◆ Task brief
Find each line with the string "Financial" and report it.

◆ Data records

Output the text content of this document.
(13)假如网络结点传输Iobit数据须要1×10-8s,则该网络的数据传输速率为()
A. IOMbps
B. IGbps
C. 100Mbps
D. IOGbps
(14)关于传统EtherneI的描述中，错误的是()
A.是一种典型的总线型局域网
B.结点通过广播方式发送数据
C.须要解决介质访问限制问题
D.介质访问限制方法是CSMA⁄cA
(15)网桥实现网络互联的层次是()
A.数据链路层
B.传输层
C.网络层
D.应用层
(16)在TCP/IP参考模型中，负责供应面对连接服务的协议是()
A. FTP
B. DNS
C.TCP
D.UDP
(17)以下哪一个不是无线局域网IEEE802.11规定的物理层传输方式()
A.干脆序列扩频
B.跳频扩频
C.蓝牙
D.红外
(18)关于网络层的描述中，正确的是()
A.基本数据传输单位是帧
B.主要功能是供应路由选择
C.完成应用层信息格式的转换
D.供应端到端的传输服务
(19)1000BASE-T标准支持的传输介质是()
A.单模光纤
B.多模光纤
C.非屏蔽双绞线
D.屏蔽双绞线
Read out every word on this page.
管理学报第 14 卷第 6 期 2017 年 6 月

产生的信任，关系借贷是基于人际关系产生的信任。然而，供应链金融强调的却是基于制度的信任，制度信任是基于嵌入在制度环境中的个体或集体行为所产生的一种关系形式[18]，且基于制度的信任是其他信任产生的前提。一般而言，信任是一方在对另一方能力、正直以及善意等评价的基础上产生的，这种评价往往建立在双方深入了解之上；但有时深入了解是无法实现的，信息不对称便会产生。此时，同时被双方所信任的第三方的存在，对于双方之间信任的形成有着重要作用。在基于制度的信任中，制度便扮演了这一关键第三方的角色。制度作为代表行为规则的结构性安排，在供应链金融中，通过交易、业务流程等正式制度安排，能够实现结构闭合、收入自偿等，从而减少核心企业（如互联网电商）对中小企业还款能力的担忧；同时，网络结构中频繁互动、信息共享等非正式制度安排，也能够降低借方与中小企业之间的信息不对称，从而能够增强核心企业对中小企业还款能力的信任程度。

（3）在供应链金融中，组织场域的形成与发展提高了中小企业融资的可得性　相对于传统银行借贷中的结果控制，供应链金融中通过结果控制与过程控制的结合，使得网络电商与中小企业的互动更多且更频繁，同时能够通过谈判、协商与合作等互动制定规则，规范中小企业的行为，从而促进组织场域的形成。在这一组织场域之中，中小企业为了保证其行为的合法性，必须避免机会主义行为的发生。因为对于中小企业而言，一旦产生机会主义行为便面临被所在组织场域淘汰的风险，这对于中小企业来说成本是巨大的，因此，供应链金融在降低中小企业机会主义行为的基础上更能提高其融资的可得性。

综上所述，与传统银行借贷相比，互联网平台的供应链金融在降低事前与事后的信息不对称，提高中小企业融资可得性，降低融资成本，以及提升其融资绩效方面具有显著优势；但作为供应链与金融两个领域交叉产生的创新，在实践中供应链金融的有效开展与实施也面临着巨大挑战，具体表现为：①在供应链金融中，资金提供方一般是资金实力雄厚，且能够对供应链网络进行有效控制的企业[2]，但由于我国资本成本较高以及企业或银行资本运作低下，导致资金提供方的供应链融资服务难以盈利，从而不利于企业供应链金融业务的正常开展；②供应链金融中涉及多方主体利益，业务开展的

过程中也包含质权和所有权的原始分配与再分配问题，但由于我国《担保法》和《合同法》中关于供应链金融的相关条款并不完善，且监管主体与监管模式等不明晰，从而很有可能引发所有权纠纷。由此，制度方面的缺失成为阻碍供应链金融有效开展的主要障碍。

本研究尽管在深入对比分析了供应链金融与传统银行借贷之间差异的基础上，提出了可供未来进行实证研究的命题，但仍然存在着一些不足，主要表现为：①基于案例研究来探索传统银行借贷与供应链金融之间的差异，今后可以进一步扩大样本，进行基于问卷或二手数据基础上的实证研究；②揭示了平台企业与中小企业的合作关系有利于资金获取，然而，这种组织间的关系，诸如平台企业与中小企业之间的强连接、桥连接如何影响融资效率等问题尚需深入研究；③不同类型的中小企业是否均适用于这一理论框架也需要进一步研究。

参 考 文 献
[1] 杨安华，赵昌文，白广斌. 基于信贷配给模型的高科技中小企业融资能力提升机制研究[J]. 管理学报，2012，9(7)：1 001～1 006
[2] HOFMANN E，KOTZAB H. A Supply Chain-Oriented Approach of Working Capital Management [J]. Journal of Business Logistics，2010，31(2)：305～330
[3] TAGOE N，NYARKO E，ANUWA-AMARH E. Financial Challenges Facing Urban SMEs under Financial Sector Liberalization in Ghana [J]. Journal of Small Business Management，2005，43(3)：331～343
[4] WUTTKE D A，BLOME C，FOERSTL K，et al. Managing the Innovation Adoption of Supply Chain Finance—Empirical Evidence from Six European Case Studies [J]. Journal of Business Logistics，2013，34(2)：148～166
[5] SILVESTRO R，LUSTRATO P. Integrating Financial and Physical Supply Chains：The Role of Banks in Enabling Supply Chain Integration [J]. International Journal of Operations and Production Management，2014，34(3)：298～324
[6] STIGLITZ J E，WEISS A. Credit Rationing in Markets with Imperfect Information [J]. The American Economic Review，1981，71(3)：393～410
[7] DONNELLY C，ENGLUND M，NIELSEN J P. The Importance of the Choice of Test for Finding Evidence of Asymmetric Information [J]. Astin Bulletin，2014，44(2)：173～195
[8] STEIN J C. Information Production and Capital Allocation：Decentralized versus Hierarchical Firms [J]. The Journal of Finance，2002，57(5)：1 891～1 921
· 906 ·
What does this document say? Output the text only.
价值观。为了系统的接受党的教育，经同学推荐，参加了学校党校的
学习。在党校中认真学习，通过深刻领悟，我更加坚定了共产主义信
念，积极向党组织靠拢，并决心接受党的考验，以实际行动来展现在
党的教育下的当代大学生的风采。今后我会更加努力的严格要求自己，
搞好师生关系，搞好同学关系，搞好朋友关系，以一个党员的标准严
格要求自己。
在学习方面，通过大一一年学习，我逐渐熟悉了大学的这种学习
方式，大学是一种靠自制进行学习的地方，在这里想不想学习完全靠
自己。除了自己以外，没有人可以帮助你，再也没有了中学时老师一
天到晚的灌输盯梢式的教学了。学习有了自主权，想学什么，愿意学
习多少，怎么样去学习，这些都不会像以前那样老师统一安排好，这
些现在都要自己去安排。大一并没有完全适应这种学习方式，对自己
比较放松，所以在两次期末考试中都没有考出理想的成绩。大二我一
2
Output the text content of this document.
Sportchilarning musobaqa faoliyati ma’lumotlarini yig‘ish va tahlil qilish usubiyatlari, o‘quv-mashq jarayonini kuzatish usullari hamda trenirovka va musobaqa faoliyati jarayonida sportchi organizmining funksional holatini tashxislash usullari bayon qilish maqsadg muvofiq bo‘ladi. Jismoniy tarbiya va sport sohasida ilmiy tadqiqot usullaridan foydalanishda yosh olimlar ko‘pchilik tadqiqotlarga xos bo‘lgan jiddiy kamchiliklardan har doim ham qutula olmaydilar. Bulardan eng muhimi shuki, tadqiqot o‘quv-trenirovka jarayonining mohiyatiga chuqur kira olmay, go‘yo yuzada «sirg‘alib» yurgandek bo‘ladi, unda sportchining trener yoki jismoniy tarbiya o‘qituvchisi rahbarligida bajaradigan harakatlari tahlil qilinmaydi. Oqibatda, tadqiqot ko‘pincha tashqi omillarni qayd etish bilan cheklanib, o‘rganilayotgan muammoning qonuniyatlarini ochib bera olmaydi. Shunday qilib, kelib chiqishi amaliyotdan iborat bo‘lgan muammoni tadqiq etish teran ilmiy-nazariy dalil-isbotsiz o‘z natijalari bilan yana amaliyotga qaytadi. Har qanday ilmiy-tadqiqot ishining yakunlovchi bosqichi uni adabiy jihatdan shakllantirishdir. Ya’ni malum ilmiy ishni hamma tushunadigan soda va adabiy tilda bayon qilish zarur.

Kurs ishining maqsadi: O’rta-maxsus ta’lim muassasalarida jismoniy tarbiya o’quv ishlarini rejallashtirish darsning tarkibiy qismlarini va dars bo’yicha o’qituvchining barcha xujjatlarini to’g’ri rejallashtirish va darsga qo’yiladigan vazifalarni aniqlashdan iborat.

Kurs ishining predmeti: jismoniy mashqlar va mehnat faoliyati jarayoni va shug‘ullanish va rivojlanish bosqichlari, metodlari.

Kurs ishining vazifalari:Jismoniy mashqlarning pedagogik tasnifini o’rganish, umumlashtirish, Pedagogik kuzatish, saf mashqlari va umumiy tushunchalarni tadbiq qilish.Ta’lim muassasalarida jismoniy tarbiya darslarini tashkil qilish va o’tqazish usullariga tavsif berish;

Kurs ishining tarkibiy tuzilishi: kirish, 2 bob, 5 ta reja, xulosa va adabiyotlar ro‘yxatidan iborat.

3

◆ Written answer
[3] TAGOE N，NYARKO E，ANUWA-AMARH E. Financial Challenges Facing Urban SMEs under Financial Sector Liberalization in Ghana [J]. Journal of Small Business Management，2005，43(3)：331～343
[5] SILVESTRO R，LUSTRATO P. Integrating Financial and Physical Supply Chains：The Role of Banks in Enabling Supply Chain Integration [J]. International Journal of Operations and Production Management，2014，34(3)：298～324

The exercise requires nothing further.